**Required action**.
Would you copy all lines in the data that contain the word "username"?
── Provided entries ──
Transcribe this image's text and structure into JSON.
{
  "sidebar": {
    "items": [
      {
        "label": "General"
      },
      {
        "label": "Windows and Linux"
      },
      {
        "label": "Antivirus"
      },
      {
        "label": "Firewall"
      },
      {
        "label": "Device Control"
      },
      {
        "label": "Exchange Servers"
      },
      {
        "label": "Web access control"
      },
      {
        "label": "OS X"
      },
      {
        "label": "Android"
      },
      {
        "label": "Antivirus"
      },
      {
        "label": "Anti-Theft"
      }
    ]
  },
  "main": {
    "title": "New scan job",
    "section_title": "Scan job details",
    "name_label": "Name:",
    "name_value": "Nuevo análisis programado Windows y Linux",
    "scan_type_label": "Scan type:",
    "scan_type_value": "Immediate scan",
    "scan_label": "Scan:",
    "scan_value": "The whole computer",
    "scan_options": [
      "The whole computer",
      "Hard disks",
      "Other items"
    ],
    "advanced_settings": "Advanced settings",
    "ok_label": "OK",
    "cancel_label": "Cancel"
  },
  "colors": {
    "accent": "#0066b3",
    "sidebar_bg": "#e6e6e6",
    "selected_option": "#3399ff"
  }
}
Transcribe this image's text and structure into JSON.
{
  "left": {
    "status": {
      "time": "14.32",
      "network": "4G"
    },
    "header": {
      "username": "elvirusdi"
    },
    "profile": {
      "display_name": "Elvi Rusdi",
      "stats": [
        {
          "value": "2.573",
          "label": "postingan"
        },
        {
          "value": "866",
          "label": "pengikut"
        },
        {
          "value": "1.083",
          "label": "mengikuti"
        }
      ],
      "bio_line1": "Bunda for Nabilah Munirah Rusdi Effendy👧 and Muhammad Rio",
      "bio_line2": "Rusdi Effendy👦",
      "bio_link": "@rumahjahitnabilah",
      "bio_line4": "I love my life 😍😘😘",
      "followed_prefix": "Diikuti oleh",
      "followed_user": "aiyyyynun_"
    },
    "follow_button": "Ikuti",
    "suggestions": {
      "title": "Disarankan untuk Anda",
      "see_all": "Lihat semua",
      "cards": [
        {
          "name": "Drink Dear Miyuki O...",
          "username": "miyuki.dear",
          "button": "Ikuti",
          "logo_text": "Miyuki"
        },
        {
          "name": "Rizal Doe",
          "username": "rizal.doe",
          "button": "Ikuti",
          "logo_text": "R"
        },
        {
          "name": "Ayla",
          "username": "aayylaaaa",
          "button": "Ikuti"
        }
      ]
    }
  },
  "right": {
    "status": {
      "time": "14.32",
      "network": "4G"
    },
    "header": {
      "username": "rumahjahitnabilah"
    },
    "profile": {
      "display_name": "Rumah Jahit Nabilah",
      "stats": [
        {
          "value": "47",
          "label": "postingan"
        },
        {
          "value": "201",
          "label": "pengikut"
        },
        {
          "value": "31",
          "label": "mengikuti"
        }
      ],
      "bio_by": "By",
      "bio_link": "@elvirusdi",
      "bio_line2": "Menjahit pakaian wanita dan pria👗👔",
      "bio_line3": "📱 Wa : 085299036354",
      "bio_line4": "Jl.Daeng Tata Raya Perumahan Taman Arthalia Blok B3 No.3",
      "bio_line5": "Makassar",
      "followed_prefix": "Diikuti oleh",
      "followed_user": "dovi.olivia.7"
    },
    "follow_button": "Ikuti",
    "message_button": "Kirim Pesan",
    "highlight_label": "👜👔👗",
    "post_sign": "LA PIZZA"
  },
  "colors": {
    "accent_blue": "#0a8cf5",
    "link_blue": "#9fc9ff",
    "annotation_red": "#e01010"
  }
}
───
**Finished task**.
      "username": "elvirusdi"
          "username": "miyuki.dear",
          "username": "rizal.doe",
          "username": "aayylaaaa",
      "username": "rumahjahitnabilah"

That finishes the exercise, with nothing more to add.